**Goal:** Every record must be repeated exactly; omit any pictures they contain.

**Data to process:**
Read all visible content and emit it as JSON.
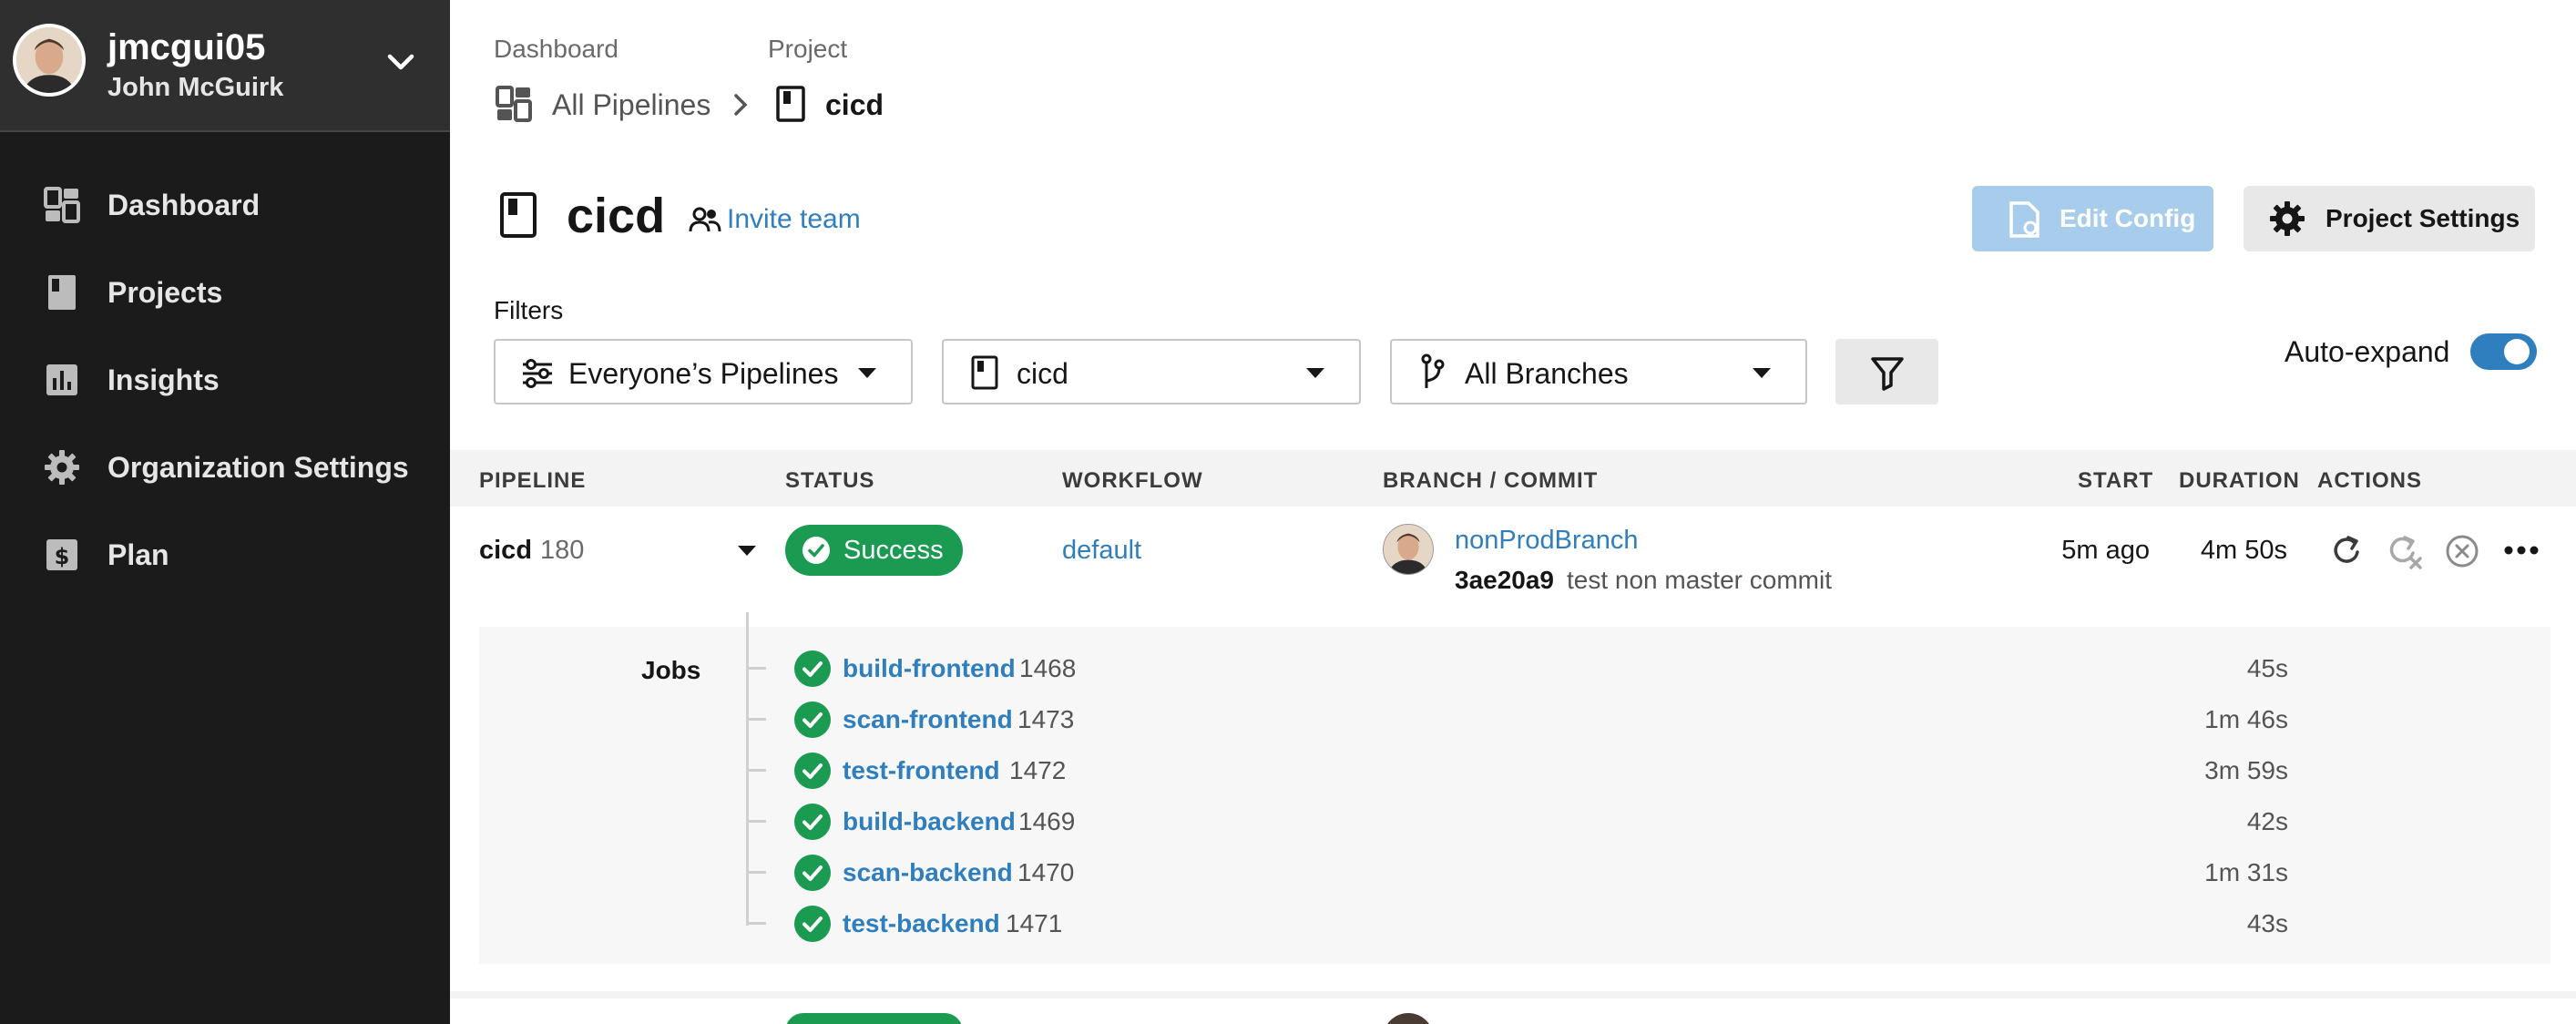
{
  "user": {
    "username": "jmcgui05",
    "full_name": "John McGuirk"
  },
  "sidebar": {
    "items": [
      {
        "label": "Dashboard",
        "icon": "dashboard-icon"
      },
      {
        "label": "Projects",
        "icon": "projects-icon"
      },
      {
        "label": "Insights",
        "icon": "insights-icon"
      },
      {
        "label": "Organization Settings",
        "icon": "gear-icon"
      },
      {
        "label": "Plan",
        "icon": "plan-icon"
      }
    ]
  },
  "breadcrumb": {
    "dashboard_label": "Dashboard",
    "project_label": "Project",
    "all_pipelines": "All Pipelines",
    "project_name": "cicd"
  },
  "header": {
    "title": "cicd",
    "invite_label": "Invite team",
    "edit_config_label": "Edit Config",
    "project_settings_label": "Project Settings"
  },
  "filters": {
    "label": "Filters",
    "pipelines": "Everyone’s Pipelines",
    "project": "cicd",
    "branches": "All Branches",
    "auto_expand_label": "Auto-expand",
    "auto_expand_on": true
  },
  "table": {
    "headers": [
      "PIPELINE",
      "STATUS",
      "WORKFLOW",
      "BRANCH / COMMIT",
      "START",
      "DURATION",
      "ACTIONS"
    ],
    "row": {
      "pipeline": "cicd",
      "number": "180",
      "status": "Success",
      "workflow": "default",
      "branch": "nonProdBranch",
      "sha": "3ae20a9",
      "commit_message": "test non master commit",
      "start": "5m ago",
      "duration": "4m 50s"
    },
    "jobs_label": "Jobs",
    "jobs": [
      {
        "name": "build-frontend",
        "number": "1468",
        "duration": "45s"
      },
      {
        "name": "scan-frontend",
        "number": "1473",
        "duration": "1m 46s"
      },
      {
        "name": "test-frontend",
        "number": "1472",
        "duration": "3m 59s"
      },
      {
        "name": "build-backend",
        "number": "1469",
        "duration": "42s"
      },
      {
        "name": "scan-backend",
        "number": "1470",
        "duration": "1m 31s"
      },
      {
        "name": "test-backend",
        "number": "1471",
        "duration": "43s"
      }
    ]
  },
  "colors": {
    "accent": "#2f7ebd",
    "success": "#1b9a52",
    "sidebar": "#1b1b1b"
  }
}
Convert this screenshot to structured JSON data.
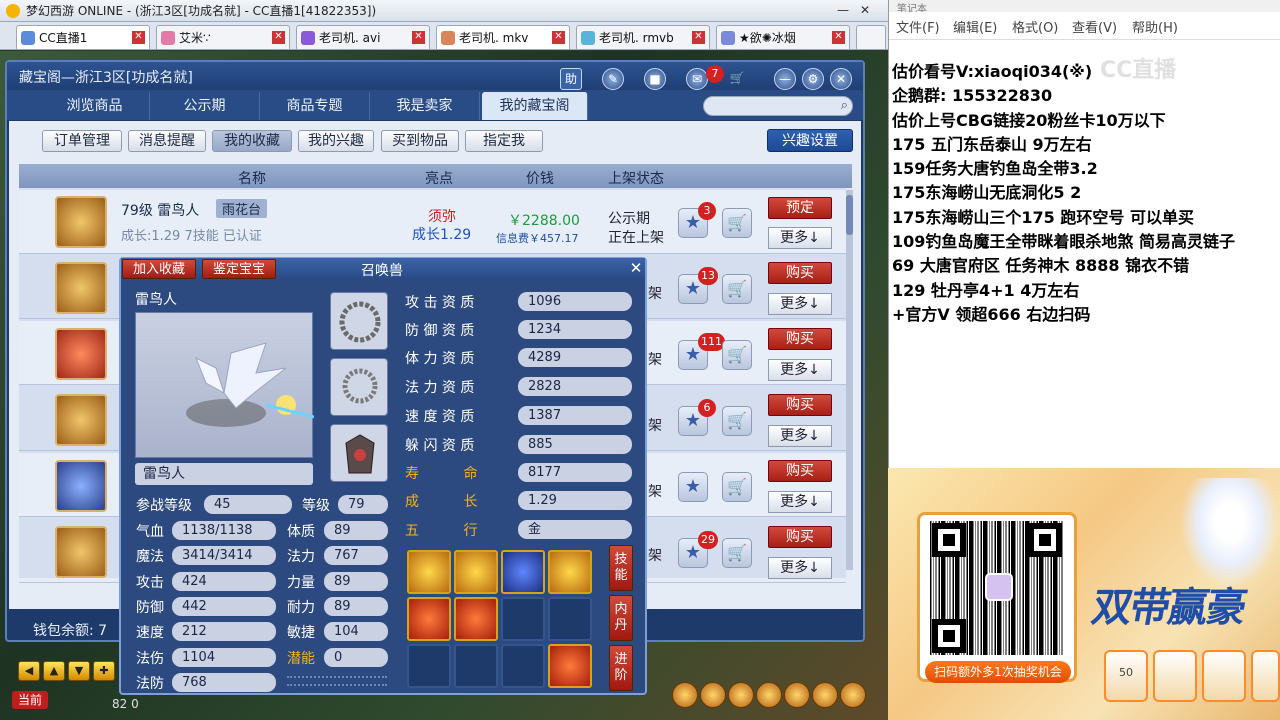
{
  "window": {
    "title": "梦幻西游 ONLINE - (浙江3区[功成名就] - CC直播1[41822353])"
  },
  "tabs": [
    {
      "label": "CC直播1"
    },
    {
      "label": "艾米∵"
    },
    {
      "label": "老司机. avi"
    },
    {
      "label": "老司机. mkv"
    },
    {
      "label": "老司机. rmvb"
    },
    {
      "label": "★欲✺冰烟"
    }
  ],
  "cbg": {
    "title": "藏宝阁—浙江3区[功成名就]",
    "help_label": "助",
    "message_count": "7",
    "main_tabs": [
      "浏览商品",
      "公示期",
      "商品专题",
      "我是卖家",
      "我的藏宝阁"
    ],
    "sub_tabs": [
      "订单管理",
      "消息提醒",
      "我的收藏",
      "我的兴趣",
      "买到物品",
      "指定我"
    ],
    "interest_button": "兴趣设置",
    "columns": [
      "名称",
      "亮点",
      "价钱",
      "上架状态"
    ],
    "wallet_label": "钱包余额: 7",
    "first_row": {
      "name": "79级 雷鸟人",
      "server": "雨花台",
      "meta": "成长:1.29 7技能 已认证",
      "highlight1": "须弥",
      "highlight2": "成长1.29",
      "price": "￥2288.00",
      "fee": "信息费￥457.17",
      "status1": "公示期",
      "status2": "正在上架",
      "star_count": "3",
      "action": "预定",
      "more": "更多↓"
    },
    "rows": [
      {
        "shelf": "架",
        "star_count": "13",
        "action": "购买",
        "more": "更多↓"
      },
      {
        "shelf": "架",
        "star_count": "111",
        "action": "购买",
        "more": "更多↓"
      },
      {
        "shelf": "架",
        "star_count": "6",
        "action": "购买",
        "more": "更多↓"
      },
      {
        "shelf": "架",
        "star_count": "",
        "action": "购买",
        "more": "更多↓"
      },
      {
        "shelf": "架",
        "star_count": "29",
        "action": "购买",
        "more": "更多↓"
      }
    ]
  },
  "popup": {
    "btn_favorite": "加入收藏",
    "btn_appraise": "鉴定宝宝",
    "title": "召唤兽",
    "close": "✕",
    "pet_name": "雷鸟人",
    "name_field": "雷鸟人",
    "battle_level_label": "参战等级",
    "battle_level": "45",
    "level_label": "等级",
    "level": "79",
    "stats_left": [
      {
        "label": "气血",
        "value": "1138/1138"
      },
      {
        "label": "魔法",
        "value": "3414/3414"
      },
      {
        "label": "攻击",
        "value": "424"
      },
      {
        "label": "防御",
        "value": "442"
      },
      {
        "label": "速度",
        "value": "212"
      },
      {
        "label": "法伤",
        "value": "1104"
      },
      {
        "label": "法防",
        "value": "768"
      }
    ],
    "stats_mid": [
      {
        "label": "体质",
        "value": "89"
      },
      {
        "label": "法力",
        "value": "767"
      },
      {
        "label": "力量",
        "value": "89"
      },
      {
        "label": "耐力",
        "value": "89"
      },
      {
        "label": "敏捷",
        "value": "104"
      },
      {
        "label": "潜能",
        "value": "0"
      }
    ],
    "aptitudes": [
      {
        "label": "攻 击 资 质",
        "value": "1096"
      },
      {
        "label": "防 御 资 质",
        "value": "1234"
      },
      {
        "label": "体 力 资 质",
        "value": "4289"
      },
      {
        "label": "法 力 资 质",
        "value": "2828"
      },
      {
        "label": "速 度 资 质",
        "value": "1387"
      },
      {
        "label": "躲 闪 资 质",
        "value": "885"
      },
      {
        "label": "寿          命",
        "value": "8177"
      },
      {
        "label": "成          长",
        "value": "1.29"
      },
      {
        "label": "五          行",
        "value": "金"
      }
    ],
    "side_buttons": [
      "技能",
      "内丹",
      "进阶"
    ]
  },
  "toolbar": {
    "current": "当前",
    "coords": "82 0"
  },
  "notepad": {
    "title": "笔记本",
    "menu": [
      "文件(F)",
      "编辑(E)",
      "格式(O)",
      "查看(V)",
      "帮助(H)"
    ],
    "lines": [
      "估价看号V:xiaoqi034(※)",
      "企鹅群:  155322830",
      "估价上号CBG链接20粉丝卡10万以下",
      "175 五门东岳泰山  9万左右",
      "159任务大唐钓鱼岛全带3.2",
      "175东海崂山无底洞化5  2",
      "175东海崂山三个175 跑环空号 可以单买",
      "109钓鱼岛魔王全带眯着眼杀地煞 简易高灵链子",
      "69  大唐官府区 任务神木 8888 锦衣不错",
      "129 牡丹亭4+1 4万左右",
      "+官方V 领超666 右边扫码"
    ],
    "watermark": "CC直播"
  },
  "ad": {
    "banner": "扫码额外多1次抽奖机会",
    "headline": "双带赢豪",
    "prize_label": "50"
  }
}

**Answer in full:**
Read all visible content and emit it as JSON.
{
  "user": {
    "username": "jmcgui05",
    "full_name": "John McGuirk"
  },
  "sidebar": {
    "items": [
      {
        "label": "Dashboard",
        "icon": "dashboard-icon"
      },
      {
        "label": "Projects",
        "icon": "projects-icon"
      },
      {
        "label": "Insights",
        "icon": "insights-icon"
      },
      {
        "label": "Organization Settings",
        "icon": "gear-icon"
      },
      {
        "label": "Plan",
        "icon": "plan-icon"
      }
    ]
  },
  "breadcrumb": {
    "dashboard_label": "Dashboard",
    "project_label": "Project",
    "all_pipelines": "All Pipelines",
    "project_name": "cicd"
  },
  "header": {
    "title": "cicd",
    "invite_label": "Invite team",
    "edit_config_label": "Edit Config",
    "project_settings_label": "Project Settings"
  },
  "filters": {
    "label": "Filters",
    "pipelines": "Everyone’s Pipelines",
    "project": "cicd",
    "branches": "All Branches",
    "auto_expand_label": "Auto-expand",
    "auto_expand_on": true
  },
  "table": {
    "headers": [
      "PIPELINE",
      "STATUS",
      "WORKFLOW",
      "BRANCH / COMMIT",
      "START",
      "DURATION",
      "ACTIONS"
    ],
    "row": {
      "pipeline": "cicd",
      "number": "180",
      "status": "Success",
      "workflow": "default",
      "branch": "nonProdBranch",
      "sha": "3ae20a9",
      "commit_message": "test non master commit",
      "start": "5m ago",
      "duration": "4m 50s"
    },
    "jobs_label": "Jobs",
    "jobs": [
      {
        "name": "build-frontend",
        "number": "1468",
        "duration": "45s"
      },
      {
        "name": "scan-frontend",
        "number": "1473",
        "duration": "1m 46s"
      },
      {
        "name": "test-frontend",
        "number": "1472",
        "duration": "3m 59s"
      },
      {
        "name": "build-backend",
        "number": "1469",
        "duration": "42s"
      },
      {
        "name": "scan-backend",
        "number": "1470",
        "duration": "1m 31s"
      },
      {
        "name": "test-backend",
        "number": "1471",
        "duration": "43s"
      }
    ]
  },
  "colors": {
    "accent": "#2f7ebd",
    "success": "#1b9a52",
    "sidebar": "#1b1b1b"
  }
}
Convert this screenshot to structured JSON data.
{
  "window": {
    "title": "梦幻西游 ONLINE - (浙江3区[功成名就] - CC直播1[41822353])"
  },
  "tabs": [
    {
      "label": "CC直播1"
    },
    {
      "label": "艾米∵"
    },
    {
      "label": "老司机. avi"
    },
    {
      "label": "老司机. mkv"
    },
    {
      "label": "老司机. rmvb"
    },
    {
      "label": "★欲✺冰烟"
    }
  ],
  "cbg": {
    "title": "藏宝阁—浙江3区[功成名就]",
    "help_label": "助",
    "message_count": "7",
    "main_tabs": [
      "浏览商品",
      "公示期",
      "商品专题",
      "我是卖家",
      "我的藏宝阁"
    ],
    "sub_tabs": [
      "订单管理",
      "消息提醒",
      "我的收藏",
      "我的兴趣",
      "买到物品",
      "指定我"
    ],
    "interest_button": "兴趣设置",
    "columns": [
      "名称",
      "亮点",
      "价钱",
      "上架状态"
    ],
    "wallet_label": "钱包余额: 7",
    "first_row": {
      "name": "79级 雷鸟人",
      "server": "雨花台",
      "meta": "成长:1.29 7技能 已认证",
      "highlight1": "须弥",
      "highlight2": "成长1.29",
      "price": "￥2288.00",
      "fee": "信息费￥457.17",
      "status1": "公示期",
      "status2": "正在上架",
      "star_count": "3",
      "action": "预定",
      "more": "更多↓"
    },
    "rows": [
      {
        "shelf": "架",
        "star_count": "13",
        "action": "购买",
        "more": "更多↓"
      },
      {
        "shelf": "架",
        "star_count": "111",
        "action": "购买",
        "more": "更多↓"
      },
      {
        "shelf": "架",
        "star_count": "6",
        "action": "购买",
        "more": "更多↓"
      },
      {
        "shelf": "架",
        "star_count": "",
        "action": "购买",
        "more": "更多↓"
      },
      {
        "shelf": "架",
        "star_count": "29",
        "action": "购买",
        "more": "更多↓"
      }
    ]
  },
  "popup": {
    "btn_favorite": "加入收藏",
    "btn_appraise": "鉴定宝宝",
    "title": "召唤兽",
    "close": "✕",
    "pet_name": "雷鸟人",
    "name_field": "雷鸟人",
    "battle_level_label": "参战等级",
    "battle_level": "45",
    "level_label": "等级",
    "level": "79",
    "stats_left": [
      {
        "label": "气血",
        "value": "1138/1138"
      },
      {
        "label": "魔法",
        "value": "3414/3414"
      },
      {
        "label": "攻击",
        "value": "424"
      },
      {
        "label": "防御",
        "value": "442"
      },
      {
        "label": "速度",
        "value": "212"
      },
      {
        "label": "法伤",
        "value": "1104"
      },
      {
        "label": "法防",
        "value": "768"
      }
    ],
    "stats_mid": [
      {
        "label": "体质",
        "value": "89"
      },
      {
        "label": "法力",
        "value": "767"
      },
      {
        "label": "力量",
        "value": "89"
      },
      {
        "label": "耐力",
        "value": "89"
      },
      {
        "label": "敏捷",
        "value": "104"
      },
      {
        "label": "潜能",
        "value": "0"
      }
    ],
    "aptitudes": [
      {
        "label": "攻 击 资 质",
        "value": "1096"
      },
      {
        "label": "防 御 资 质",
        "value": "1234"
      },
      {
        "label": "体 力 资 质",
        "value": "4289"
      },
      {
        "label": "法 力 资 质",
        "value": "2828"
      },
      {
        "label": "速 度 资 质",
        "value": "1387"
      },
      {
        "label": "躲 闪 资 质",
        "value": "885"
      },
      {
        "label": "寿          命",
        "value": "8177"
      },
      {
        "label": "成          长",
        "value": "1.29"
      },
      {
        "label": "五          行",
        "value": "金"
      }
    ],
    "side_buttons": [
      "技能",
      "内丹",
      "进阶"
    ]
  },
  "toolbar": {
    "current": "当前",
    "coords": "82 0"
  },
  "notepad": {
    "title": "笔记本",
    "menu": [
      "文件(F)",
      "编辑(E)",
      "格式(O)",
      "查看(V)",
      "帮助(H)"
    ],
    "lines": [
      "估价看号V:xiaoqi034(※)",
      "企鹅群:  155322830",
      "估价上号CBG链接20粉丝卡10万以下",
      "175 五门东岳泰山  9万左右",
      "159任务大唐钓鱼岛全带3.2",
      "175东海崂山无底洞化5  2",
      "175东海崂山三个175 跑环空号 可以单买",
      "109钓鱼岛魔王全带眯着眼杀地煞 简易高灵链子",
      "69  大唐官府区 任务神木 8888 锦衣不错",
      "129 牡丹亭4+1 4万左右",
      "+官方V 领超666 右边扫码"
    ],
    "watermark": "CC直播"
  },
  "ad": {
    "banner": "扫码额外多1次抽奖机会",
    "headline": "双带赢豪",
    "prize_label": "50"
  }
}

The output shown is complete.